(A block of data):

■ ■ ■ ■ ■ ■ ■

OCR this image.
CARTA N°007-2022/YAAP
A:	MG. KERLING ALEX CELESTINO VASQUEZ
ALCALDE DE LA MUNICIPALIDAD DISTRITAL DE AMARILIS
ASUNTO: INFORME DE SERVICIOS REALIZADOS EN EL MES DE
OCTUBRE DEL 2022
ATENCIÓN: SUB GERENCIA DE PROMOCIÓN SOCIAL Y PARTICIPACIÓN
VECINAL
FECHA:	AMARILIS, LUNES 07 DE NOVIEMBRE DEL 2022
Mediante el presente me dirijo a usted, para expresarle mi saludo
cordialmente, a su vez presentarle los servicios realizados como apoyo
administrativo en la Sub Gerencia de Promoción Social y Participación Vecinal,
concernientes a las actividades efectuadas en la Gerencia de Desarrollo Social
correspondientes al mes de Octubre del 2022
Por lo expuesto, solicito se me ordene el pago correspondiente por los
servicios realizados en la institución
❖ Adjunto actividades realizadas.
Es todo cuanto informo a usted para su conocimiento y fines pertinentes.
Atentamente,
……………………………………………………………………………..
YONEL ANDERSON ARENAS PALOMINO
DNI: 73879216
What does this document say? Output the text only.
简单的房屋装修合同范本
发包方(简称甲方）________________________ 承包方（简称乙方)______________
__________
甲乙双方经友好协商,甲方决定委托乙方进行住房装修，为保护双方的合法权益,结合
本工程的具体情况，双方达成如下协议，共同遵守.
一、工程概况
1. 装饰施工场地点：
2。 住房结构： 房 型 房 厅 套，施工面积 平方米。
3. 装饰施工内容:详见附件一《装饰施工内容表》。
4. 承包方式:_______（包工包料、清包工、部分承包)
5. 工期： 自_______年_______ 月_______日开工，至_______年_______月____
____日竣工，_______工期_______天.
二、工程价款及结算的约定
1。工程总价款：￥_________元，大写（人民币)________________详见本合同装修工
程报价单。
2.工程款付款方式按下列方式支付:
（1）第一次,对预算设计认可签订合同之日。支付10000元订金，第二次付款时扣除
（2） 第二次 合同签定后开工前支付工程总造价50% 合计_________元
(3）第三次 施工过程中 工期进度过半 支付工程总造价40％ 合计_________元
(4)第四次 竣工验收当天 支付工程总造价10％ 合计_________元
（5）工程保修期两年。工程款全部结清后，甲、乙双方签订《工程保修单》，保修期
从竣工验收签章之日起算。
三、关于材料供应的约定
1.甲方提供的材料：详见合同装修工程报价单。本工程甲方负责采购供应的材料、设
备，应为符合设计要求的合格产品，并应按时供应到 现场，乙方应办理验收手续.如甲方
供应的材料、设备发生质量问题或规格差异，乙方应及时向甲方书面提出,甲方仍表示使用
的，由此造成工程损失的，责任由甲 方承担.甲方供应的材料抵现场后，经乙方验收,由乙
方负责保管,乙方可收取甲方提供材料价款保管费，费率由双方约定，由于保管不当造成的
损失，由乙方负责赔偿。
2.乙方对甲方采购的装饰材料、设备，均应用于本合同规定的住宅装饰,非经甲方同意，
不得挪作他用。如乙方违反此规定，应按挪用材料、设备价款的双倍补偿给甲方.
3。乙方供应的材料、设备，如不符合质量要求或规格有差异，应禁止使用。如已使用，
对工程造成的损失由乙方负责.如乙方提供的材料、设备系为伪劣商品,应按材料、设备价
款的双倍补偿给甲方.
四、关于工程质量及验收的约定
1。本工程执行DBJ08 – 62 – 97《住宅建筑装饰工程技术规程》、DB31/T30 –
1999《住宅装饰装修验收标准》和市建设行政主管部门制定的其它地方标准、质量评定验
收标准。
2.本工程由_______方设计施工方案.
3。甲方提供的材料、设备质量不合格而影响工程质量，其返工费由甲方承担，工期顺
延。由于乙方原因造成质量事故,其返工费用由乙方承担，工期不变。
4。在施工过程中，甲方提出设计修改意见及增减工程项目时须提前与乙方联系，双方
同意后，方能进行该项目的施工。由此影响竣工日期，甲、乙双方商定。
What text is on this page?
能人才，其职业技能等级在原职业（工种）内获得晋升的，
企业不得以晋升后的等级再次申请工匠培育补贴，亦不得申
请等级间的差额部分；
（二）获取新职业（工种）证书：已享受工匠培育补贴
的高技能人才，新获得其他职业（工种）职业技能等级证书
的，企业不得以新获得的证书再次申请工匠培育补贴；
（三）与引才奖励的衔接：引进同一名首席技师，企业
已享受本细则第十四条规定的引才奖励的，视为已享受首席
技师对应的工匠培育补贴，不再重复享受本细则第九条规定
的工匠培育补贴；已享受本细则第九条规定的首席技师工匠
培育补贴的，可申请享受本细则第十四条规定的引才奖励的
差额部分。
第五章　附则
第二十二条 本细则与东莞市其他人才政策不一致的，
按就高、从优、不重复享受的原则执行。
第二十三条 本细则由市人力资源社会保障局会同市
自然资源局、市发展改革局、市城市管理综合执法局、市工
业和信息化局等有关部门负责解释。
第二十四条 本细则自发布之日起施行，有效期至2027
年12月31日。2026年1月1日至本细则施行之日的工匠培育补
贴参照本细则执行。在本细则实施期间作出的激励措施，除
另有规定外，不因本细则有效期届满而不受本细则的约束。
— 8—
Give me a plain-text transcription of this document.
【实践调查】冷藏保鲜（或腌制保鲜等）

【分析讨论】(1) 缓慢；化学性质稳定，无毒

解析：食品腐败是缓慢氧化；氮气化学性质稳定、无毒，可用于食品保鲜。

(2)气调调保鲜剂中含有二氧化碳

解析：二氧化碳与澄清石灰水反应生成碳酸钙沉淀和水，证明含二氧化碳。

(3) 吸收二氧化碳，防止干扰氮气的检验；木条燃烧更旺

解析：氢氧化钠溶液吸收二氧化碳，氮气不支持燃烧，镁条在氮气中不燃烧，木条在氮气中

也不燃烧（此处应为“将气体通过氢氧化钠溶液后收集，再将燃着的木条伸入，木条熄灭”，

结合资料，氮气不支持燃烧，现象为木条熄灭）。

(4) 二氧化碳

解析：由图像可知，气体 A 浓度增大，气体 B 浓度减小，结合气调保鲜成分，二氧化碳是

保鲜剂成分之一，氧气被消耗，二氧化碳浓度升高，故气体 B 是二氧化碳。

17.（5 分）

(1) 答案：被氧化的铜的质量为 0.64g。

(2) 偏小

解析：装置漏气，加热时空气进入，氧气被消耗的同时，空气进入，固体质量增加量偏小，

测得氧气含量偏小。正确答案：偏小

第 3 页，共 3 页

■ ■ ■ ■ ■ ■ ■

(Requirement): Please output the complete data exactly.

(Task result):
OCR this image.
CARTA N°007-2022/YAAP
A:	MG. KERLING ALEX CELESTINO VASQUEZ
ALCALDE DE LA MUNICIPALIDAD DISTRITAL DE AMARILIS
ASUNTO: INFORME DE SERVICIOS REALIZADOS EN EL MES DE
OCTUBRE DEL 2022
ATENCIÓN: SUB GERENCIA DE PROMOCIÓN SOCIAL Y PARTICIPACIÓN
VECINAL
FECHA:	AMARILIS, LUNES 07 DE NOVIEMBRE DEL 2022
Mediante el presente me dirijo a usted, para expresarle mi saludo
cordialmente, a su vez presentarle los servicios realizados como apoyo
administrativo en la Sub Gerencia de Promoción Social y Participación Vecinal,
concernientes a las actividades efectuadas en la Gerencia de Desarrollo Social
correspondientes al mes de Octubre del 2022
Por lo expuesto, solicito se me ordene el pago correspondiente por los
servicios realizados en la institución
❖ Adjunto actividades realizadas.
Es todo cuanto informo a usted para su conocimiento y fines pertinentes.
Atentamente,
……………………………………………………………………………..
YONEL ANDERSON ARENAS PALOMINO
DNI: 73879216
What does this document say? Output the text only.
简单的房屋装修合同范本
发包方(简称甲方）________________________ 承包方（简称乙方)______________
__________
甲乙双方经友好协商,甲方决定委托乙方进行住房装修，为保护双方的合法权益,结合
本工程的具体情况，双方达成如下协议，共同遵守.
一、工程概况
1. 装饰施工场地点：
2。 住房结构： 房 型 房 厅 套，施工面积 平方米。
3. 装饰施工内容:详见附件一《装饰施工内容表》。
4. 承包方式:_______（包工包料、清包工、部分承包)
5. 工期： 自_______年_______ 月_______日开工，至_______年_______月____
____日竣工，_______工期_______天.
二、工程价款及结算的约定
1。工程总价款：￥_________元，大写（人民币)________________详见本合同装修工
程报价单。
2.工程款付款方式按下列方式支付:
（1）第一次,对预算设计认可签订合同之日。支付10000元订金，第二次付款时扣除
（2） 第二次 合同签定后开工前支付工程总造价50% 合计_________元
(3）第三次 施工过程中 工期进度过半 支付工程总造价40％ 合计_________元
(4)第四次 竣工验收当天 支付工程总造价10％ 合计_________元
（5）工程保修期两年。工程款全部结清后，甲、乙双方签订《工程保修单》，保修期
从竣工验收签章之日起算。
三、关于材料供应的约定
1.甲方提供的材料：详见合同装修工程报价单。本工程甲方负责采购供应的材料、设
备，应为符合设计要求的合格产品，并应按时供应到 现场，乙方应办理验收手续.如甲方
供应的材料、设备发生质量问题或规格差异，乙方应及时向甲方书面提出,甲方仍表示使用
的，由此造成工程损失的，责任由甲 方承担.甲方供应的材料抵现场后，经乙方验收,由乙
方负责保管,乙方可收取甲方提供材料价款保管费，费率由双方约定，由于保管不当造成的
损失，由乙方负责赔偿。
2.乙方对甲方采购的装饰材料、设备，均应用于本合同规定的住宅装饰,非经甲方同意，
不得挪作他用。如乙方违反此规定，应按挪用材料、设备价款的双倍补偿给甲方.
3。乙方供应的材料、设备，如不符合质量要求或规格有差异，应禁止使用。如已使用，
对工程造成的损失由乙方负责.如乙方提供的材料、设备系为伪劣商品,应按材料、设备价
款的双倍补偿给甲方.
四、关于工程质量及验收的约定
1。本工程执行DBJ08 – 62 – 97《住宅建筑装饰工程技术规程》、DB31/T30 –
1999《住宅装饰装修验收标准》和市建设行政主管部门制定的其它地方标准、质量评定验
收标准。
2.本工程由_______方设计施工方案.
3。甲方提供的材料、设备质量不合格而影响工程质量，其返工费由甲方承担，工期顺
延。由于乙方原因造成质量事故,其返工费用由乙方承担，工期不变。
4。在施工过程中，甲方提出设计修改意见及增减工程项目时须提前与乙方联系，双方
同意后，方能进行该项目的施工。由此影响竣工日期，甲、乙双方商定。
What text is on this page?
能人才，其职业技能等级在原职业（工种）内获得晋升的，
企业不得以晋升后的等级再次申请工匠培育补贴，亦不得申
请等级间的差额部分；
（二）获取新职业（工种）证书：已享受工匠培育补贴
的高技能人才，新获得其他职业（工种）职业技能等级证书
的，企业不得以新获得的证书再次申请工匠培育补贴；
（三）与引才奖励的衔接：引进同一名首席技师，企业
已享受本细则第十四条规定的引才奖励的，视为已享受首席
技师对应的工匠培育补贴，不再重复享受本细则第九条规定
的工匠培育补贴；已享受本细则第九条规定的首席技师工匠
培育补贴的，可申请享受本细则第十四条规定的引才奖励的
差额部分。
第五章　附则
第二十二条 本细则与东莞市其他人才政策不一致的，
按就高、从优、不重复享受的原则执行。
第二十三条 本细则由市人力资源社会保障局会同市
自然资源局、市发展改革局、市城市管理综合执法局、市工
业和信息化局等有关部门负责解释。
第二十四条 本细则自发布之日起施行，有效期至2027
年12月31日。2026年1月1日至本细则施行之日的工匠培育补
贴参照本细则执行。在本细则实施期间作出的激励措施，除
另有规定外，不因本细则有效期届满而不受本细则的约束。
— 8—
Give me a plain-text transcription of this document.
【实践调查】冷藏保鲜（或腌制保鲜等）

【分析讨论】(1) 缓慢；化学性质稳定，无毒

解析：食品腐败是缓慢氧化；氮气化学性质稳定、无毒，可用于食品保鲜。

(2)气调调保鲜剂中含有二氧化碳

解析：二氧化碳与澄清石灰水反应生成碳酸钙沉淀和水，证明含二氧化碳。

(3) 吸收二氧化碳，防止干扰氮气的检验；木条燃烧更旺

解析：氢氧化钠溶液吸收二氧化碳，氮气不支持燃烧，镁条在氮气中不燃烧，木条在氮气中

也不燃烧（此处应为“将气体通过氢氧化钠溶液后收集，再将燃着的木条伸入，木条熄灭”，

结合资料，氮气不支持燃烧，现象为木条熄灭）。

(4) 二氧化碳

解析：由图像可知，气体 A 浓度增大，气体 B 浓度减小，结合气调保鲜成分，二氧化碳是

保鲜剂成分之一，氧气被消耗，二氧化碳浓度升高，故气体 B 是二氧化碳。

17.（5 分）

(1) 答案：被氧化的铜的质量为 0.64g。

(2) 偏小

解析：装置漏气，加热时空气进入，氧气被消耗的同时，空气进入，固体质量增加量偏小，

测得氧气含量偏小。正确答案：偏小

第 3 页，共 3 页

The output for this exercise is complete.